*課題*.
下の本文から、「毎週木曜に放送中の木曜ミステ」で始まり「いうのを考えて演じています。」に至るまでの部分を一字も変えずに書き写してください。

*提示本文*.
毎週木曜に放送中の木曜ミステリー「警視庁・捜査一課長」(木曜夜8:00-8:54テレビ朝日系)で、主人公の捜査一課長・大岩(内藤剛志)の“右腕”とも言うべき管理官・小山田を演じる金田明夫にインタビューを行った。
数十年来の付き合いだという内藤&斉藤由貴との絆について、作品の見どころからプライベートでハマっていることまで、たっぷりと語ってもらい、前・後編に分けて紹介する。
――土曜ワイド劇場から、連続ドラマへ進化し、臨む姿勢は変わりましたか?
僕はその時その時で考えるようにしているので、あまり変化はありませんが、今回は連ドラなので、連続ドラマなりのやり方というのは意識しています。1年に1回や半年に1回視聴者の方が見てくれるスペシャル番組での演技とは違って、毎週見てくださっている人がいる中での演技ですから。
料理でたとえるなら、あまり濃い味付けをしないように、1回でお腹いっぱいになるお芝居じゃなくて、さりげなく何回も見てくださるように味付けをしたいなと。そうすることで、徐々に僕の演じる小山田の“像”が浮かび上がってくるのかなと思いますね。1話1話で全てを出し切らないことが大事なんです。決して出し惜しみをしているわけじゃないですよ(笑)。2時間とは違ったレギュラーの面白さ、というのを演じる側で模索して、みんなでやっています。
――じわじわ1クール通して伝わるように…ということですね?
そう、じわじわ皆さんに伝わることが大切なんですよね。あとは人間関係のパターン化みたいなところは気を付けています。だんだん回を重ねていって「もう見たよ!」と視聴者に飽きられる雰囲気になるのは避けたいので、そこはすごく気を付けています。由貴ちゃんとも、「毎週あるんだから気を付けようね」とブレーキを掛け合いながら前に進んでいます。自分の役としては、1話完結の連続ドラマなので、個として組織のポジションの中に、どう存在しているかというのを考えて演じています。
――小山田は個性が強いキャラクターですが、自分としてはどう演じていますか?
5回も2時間でやらせていただいて、小山田は「粘り強い」とか「見つけるのがうまい」とか、事前情報として書いていただいたことが派生していって、だんだんそれが肉付けされてきました。僕の衣装にしても、比較的刑事としては派手めなネクタイやシャツを身に着けているんです。それは要するにバランスなんですが、一課長がシックなスーツでいれば、右腕の小山田は派手めにしようとか、そんな安易なことではなく、僕なりに考えた末に決めたことです。

文書レイアウト解析データ
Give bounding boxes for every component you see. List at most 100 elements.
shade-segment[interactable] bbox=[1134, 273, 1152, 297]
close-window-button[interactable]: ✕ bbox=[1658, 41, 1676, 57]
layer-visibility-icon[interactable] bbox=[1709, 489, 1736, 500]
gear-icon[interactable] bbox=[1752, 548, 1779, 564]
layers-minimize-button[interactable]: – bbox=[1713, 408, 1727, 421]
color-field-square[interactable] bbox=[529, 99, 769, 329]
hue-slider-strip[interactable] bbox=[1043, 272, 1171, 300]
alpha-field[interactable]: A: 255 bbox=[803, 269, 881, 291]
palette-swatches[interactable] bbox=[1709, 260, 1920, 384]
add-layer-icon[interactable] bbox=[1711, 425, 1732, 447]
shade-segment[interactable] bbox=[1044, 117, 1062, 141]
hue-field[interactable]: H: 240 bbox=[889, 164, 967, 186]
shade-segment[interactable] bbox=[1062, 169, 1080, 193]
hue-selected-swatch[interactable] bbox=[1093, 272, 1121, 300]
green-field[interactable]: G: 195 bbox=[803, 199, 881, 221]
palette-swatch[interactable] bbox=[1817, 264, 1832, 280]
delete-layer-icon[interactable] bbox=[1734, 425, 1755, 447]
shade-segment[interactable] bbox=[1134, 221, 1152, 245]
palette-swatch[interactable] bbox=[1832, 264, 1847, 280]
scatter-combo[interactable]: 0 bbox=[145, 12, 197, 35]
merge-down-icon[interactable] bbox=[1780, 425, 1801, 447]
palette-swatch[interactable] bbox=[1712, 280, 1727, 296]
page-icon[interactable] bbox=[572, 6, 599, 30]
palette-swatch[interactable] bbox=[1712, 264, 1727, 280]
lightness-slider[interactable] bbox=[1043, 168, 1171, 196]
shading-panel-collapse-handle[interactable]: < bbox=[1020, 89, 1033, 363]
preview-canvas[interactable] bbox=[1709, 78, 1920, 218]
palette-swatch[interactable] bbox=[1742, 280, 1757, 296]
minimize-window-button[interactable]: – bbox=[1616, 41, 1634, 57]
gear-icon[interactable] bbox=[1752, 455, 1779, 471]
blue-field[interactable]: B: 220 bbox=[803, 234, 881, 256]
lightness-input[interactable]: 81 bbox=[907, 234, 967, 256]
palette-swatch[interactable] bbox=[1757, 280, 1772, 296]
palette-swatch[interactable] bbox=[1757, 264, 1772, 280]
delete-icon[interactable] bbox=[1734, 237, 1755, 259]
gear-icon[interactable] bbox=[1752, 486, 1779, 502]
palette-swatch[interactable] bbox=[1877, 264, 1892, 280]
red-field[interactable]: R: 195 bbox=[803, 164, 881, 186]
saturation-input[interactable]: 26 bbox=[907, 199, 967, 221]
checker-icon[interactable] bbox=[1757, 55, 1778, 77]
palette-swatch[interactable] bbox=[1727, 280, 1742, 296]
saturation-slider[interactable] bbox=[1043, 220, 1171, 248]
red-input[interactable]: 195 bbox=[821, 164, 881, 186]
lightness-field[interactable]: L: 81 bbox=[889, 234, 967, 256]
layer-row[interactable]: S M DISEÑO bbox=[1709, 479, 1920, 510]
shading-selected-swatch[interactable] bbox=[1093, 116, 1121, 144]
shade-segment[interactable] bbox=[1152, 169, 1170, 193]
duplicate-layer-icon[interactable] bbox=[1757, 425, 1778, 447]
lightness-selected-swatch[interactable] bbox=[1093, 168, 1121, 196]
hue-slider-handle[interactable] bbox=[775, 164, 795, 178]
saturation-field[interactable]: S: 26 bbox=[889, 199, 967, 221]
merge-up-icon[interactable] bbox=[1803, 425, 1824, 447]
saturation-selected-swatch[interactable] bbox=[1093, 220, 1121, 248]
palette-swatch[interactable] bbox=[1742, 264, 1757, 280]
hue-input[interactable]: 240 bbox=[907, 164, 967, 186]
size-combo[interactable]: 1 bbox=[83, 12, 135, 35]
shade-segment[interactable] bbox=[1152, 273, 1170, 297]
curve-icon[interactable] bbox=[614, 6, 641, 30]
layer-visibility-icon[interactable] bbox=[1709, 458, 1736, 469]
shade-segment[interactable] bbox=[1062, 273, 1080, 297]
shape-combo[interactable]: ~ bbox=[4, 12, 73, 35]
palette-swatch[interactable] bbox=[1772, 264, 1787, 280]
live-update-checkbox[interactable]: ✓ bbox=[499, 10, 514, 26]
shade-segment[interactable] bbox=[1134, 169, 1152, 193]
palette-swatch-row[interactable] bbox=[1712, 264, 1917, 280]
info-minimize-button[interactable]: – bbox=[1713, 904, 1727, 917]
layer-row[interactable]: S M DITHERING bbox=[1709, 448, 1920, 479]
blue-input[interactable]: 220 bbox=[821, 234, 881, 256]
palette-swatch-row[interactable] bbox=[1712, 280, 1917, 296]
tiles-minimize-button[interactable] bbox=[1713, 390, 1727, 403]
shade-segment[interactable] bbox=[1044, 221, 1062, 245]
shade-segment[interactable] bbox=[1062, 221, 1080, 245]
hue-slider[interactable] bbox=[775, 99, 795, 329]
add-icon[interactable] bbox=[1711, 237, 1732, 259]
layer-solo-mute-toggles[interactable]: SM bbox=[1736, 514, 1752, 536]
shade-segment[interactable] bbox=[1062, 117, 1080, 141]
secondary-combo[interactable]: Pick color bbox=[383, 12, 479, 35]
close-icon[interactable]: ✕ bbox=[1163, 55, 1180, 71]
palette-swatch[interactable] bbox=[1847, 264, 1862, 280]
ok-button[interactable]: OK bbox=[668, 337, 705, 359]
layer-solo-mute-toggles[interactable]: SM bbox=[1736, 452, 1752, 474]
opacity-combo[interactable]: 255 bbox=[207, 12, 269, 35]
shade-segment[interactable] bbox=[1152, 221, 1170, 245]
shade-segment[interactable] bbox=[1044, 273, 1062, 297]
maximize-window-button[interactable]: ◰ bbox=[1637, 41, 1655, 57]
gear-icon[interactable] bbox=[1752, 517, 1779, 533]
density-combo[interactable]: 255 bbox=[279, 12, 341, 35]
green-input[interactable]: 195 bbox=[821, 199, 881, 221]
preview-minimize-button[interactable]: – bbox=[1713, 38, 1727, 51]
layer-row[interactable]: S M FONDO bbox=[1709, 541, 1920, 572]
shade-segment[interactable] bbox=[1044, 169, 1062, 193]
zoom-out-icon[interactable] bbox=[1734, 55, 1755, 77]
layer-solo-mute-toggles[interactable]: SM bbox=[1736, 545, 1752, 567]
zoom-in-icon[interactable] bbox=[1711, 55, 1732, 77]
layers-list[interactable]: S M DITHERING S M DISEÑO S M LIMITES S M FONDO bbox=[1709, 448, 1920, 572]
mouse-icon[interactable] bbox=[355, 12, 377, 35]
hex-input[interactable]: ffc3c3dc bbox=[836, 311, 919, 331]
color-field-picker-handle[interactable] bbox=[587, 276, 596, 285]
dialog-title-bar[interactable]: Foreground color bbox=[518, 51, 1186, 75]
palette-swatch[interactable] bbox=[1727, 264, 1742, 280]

*結果*.
毎週木曜に放送中の木曜ミステリー「警視庁・捜査一課長」(木曜夜8:00-8:54テレビ朝日系)で、主人公の捜査一課長・大岩(内藤剛志)の“右腕”とも言うべき管理官・小山田を演じる金田明夫にインタビューを行った。
数十年来の付き合いだという内藤&斉藤由貴との絆について、作品の見どころからプライベートでハマっていることまで、たっぷりと語ってもらい、前・後編に分けて紹介する。
――土曜ワイド劇場から、連続ドラマへ進化し、臨む姿勢は変わりましたか?
僕はその時その時で考えるようにしているので、あまり変化はありませんが、今回は連ドラなので、連続ドラマなりのやり方というのは意識しています。1年に1回や半年に1回視聴者の方が見てくれるスペシャル番組での演技とは違って、毎週見てくださっている人がいる中での演技ですから。
料理でたとえるなら、あまり濃い味付けをしないように、1回でお腹いっぱいになるお芝居じゃなくて、さりげなく何回も見てくださるように味付けをしたいなと。そうすることで、徐々に僕の演じる小山田の“像”が浮かび上がってくるのかなと思いますね。1話1話で全てを出し切らないことが大事なんです。決して出し惜しみをしているわけじゃないですよ(笑)。2時間とは違ったレギュラーの面白さ、というのを演じる側で模索して、みんなでやっています。
――じわじわ1クール通して伝わるように…ということですね?
そう、じわじわ皆さんに伝わることが大切なんですよね。あとは人間関係のパターン化みたいなところは気を付けています。だんだん回を重ねていって「もう見たよ!」と視聴者に飽きられる雰囲気になるのは避けたいので、そこはすごく気を付けています。由貴ちゃんとも、「毎週あるんだから気を付けようね」とブレーキを掛け合いながら前に進んでいます。自分の役としては、1話完結の連続ドラマなので、個として組織のポジションの中に、どう存在しているかというのを考えて演じています。